▶ [Task details]:
Repeat the entire listing exactly as written.

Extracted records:

# # # # #

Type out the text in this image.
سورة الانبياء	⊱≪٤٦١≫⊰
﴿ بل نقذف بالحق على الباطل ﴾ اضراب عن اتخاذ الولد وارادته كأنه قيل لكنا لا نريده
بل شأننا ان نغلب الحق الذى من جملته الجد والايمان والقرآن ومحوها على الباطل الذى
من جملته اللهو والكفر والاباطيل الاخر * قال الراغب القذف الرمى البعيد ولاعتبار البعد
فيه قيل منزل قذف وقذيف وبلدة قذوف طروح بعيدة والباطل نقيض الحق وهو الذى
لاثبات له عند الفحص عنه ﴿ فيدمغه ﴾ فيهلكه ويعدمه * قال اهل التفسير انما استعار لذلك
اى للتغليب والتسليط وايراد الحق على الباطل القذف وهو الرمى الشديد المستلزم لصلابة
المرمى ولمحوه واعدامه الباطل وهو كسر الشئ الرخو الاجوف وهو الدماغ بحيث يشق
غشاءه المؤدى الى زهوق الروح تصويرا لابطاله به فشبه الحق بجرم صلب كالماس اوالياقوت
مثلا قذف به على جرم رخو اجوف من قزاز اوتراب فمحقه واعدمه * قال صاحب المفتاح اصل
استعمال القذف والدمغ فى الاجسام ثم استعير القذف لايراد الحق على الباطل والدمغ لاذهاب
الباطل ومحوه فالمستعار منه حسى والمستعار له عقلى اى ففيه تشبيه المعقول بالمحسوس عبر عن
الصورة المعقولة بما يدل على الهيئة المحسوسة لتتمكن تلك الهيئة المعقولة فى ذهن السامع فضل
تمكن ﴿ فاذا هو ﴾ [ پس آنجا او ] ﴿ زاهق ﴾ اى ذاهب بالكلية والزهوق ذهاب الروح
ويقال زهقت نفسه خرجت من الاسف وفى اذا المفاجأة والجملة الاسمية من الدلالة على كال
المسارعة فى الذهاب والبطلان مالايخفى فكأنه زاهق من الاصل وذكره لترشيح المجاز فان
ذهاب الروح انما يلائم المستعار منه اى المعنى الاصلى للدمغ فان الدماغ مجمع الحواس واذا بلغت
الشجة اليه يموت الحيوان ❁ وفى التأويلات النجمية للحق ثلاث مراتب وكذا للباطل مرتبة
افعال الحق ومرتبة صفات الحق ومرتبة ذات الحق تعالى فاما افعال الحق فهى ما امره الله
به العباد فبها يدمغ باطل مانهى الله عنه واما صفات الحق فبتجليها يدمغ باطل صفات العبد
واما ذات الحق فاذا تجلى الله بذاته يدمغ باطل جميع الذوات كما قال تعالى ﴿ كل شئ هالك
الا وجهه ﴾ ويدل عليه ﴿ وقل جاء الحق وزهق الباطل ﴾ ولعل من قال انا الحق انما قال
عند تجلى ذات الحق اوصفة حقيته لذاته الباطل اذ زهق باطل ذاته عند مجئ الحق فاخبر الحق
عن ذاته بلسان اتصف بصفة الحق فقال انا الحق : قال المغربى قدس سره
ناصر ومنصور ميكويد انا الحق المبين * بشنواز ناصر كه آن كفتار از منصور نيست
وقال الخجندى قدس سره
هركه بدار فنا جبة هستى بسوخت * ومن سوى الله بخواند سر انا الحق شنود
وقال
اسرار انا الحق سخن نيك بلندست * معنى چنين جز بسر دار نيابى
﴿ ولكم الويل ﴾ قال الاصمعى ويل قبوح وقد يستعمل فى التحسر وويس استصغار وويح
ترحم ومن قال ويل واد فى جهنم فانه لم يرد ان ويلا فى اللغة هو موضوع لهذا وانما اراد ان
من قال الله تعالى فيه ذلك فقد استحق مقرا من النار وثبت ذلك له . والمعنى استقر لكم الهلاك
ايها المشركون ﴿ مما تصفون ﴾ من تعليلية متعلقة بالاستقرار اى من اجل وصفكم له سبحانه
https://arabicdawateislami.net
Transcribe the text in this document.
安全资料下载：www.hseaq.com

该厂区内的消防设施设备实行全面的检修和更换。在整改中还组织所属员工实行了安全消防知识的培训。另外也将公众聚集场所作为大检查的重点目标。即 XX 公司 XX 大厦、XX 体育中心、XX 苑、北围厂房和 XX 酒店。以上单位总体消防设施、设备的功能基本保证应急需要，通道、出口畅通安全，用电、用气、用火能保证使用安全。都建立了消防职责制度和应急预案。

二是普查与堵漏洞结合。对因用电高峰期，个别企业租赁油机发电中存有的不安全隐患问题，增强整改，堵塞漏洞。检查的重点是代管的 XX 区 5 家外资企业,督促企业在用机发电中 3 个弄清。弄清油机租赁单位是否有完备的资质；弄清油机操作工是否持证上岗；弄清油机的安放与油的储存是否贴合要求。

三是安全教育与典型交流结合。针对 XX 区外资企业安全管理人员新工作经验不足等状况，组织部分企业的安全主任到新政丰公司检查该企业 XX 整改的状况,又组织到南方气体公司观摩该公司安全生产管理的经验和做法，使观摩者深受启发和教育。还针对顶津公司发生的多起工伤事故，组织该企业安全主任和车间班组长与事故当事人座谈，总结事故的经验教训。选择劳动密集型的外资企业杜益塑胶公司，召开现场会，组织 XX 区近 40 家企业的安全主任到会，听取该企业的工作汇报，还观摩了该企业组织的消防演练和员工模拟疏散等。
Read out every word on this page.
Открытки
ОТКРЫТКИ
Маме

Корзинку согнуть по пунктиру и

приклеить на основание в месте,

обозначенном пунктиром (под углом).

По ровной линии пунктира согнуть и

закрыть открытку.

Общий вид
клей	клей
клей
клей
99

# # # # #

▶ [Expected output]:
Type out the text in this image.
سورة الانبياء	⊱≪٤٦١≫⊰
﴿ بل نقذف بالحق على الباطل ﴾ اضراب عن اتخاذ الولد وارادته كأنه قيل لكنا لا نريده
بل شأننا ان نغلب الحق الذى من جملته الجد والايمان والقرآن ومحوها على الباطل الذى
من جملته اللهو والكفر والاباطيل الاخر * قال الراغب القذف الرمى البعيد ولاعتبار البعد
فيه قيل منزل قذف وقذيف وبلدة قذوف طروح بعيدة والباطل نقيض الحق وهو الذى
لاثبات له عند الفحص عنه ﴿ فيدمغه ﴾ فيهلكه ويعدمه * قال اهل التفسير انما استعار لذلك
اى للتغليب والتسليط وايراد الحق على الباطل القذف وهو الرمى الشديد المستلزم لصلابة
المرمى ولمحوه واعدامه الباطل وهو كسر الشئ الرخو الاجوف وهو الدماغ بحيث يشق
غشاءه المؤدى الى زهوق الروح تصويرا لابطاله به فشبه الحق بجرم صلب كالماس اوالياقوت
مثلا قذف به على جرم رخو اجوف من قزاز اوتراب فمحقه واعدمه * قال صاحب المفتاح اصل
استعمال القذف والدمغ فى الاجسام ثم استعير القذف لايراد الحق على الباطل والدمغ لاذهاب
الباطل ومحوه فالمستعار منه حسى والمستعار له عقلى اى ففيه تشبيه المعقول بالمحسوس عبر عن
الصورة المعقولة بما يدل على الهيئة المحسوسة لتتمكن تلك الهيئة المعقولة فى ذهن السامع فضل
تمكن ﴿ فاذا هو ﴾ [ پس آنجا او ] ﴿ زاهق ﴾ اى ذاهب بالكلية والزهوق ذهاب الروح
ويقال زهقت نفسه خرجت من الاسف وفى اذا المفاجأة والجملة الاسمية من الدلالة على كال
المسارعة فى الذهاب والبطلان مالايخفى فكأنه زاهق من الاصل وذكره لترشيح المجاز فان
ذهاب الروح انما يلائم المستعار منه اى المعنى الاصلى للدمغ فان الدماغ مجمع الحواس واذا بلغت
الشجة اليه يموت الحيوان ❁ وفى التأويلات النجمية للحق ثلاث مراتب وكذا للباطل مرتبة
افعال الحق ومرتبة صفات الحق ومرتبة ذات الحق تعالى فاما افعال الحق فهى ما امره الله
به العباد فبها يدمغ باطل مانهى الله عنه واما صفات الحق فبتجليها يدمغ باطل صفات العبد
واما ذات الحق فاذا تجلى الله بذاته يدمغ باطل جميع الذوات كما قال تعالى ﴿ كل شئ هالك
الا وجهه ﴾ ويدل عليه ﴿ وقل جاء الحق وزهق الباطل ﴾ ولعل من قال انا الحق انما قال
عند تجلى ذات الحق اوصفة حقيته لذاته الباطل اذ زهق باطل ذاته عند مجئ الحق فاخبر الحق
عن ذاته بلسان اتصف بصفة الحق فقال انا الحق : قال المغربى قدس سره
ناصر ومنصور ميكويد انا الحق المبين * بشنواز ناصر كه آن كفتار از منصور نيست
وقال الخجندى قدس سره
هركه بدار فنا جبة هستى بسوخت * ومن سوى الله بخواند سر انا الحق شنود
وقال
اسرار انا الحق سخن نيك بلندست * معنى چنين جز بسر دار نيابى
﴿ ولكم الويل ﴾ قال الاصمعى ويل قبوح وقد يستعمل فى التحسر وويس استصغار وويح
ترحم ومن قال ويل واد فى جهنم فانه لم يرد ان ويلا فى اللغة هو موضوع لهذا وانما اراد ان
من قال الله تعالى فيه ذلك فقد استحق مقرا من النار وثبت ذلك له . والمعنى استقر لكم الهلاك
ايها المشركون ﴿ مما تصفون ﴾ من تعليلية متعلقة بالاستقرار اى من اجل وصفكم له سبحانه
https://arabicdawateislami.net
Transcribe the text in this document.
安全资料下载：www.hseaq.com

该厂区内的消防设施设备实行全面的检修和更换。在整改中还组织所属员工实行了安全消防知识的培训。另外也将公众聚集场所作为大检查的重点目标。即 XX 公司 XX 大厦、XX 体育中心、XX 苑、北围厂房和 XX 酒店。以上单位总体消防设施、设备的功能基本保证应急需要，通道、出口畅通安全，用电、用气、用火能保证使用安全。都建立了消防职责制度和应急预案。

二是普查与堵漏洞结合。对因用电高峰期，个别企业租赁油机发电中存有的不安全隐患问题，增强整改，堵塞漏洞。检查的重点是代管的 XX 区 5 家外资企业,督促企业在用机发电中 3 个弄清。弄清油机租赁单位是否有完备的资质；弄清油机操作工是否持证上岗；弄清油机的安放与油的储存是否贴合要求。

三是安全教育与典型交流结合。针对 XX 区外资企业安全管理人员新工作经验不足等状况，组织部分企业的安全主任到新政丰公司检查该企业 XX 整改的状况,又组织到南方气体公司观摩该公司安全生产管理的经验和做法，使观摩者深受启发和教育。还针对顶津公司发生的多起工伤事故，组织该企业安全主任和车间班组长与事故当事人座谈，总结事故的经验教训。选择劳动密集型的外资企业杜益塑胶公司，召开现场会，组织 XX 区近 40 家企业的安全主任到会，听取该企业的工作汇报，还观摩了该企业组织的消防演练和员工模拟疏散等。
Read out every word on this page.
Открытки
ОТКРЫТКИ
Маме

Корзинку согнуть по пунктиру и

приклеить на основание в месте,

обозначенном пунктиром (под углом).

По ровной линии пунктира согнуть и

закрыть открытку.

Общий вид
клей	клей
клей
клей
99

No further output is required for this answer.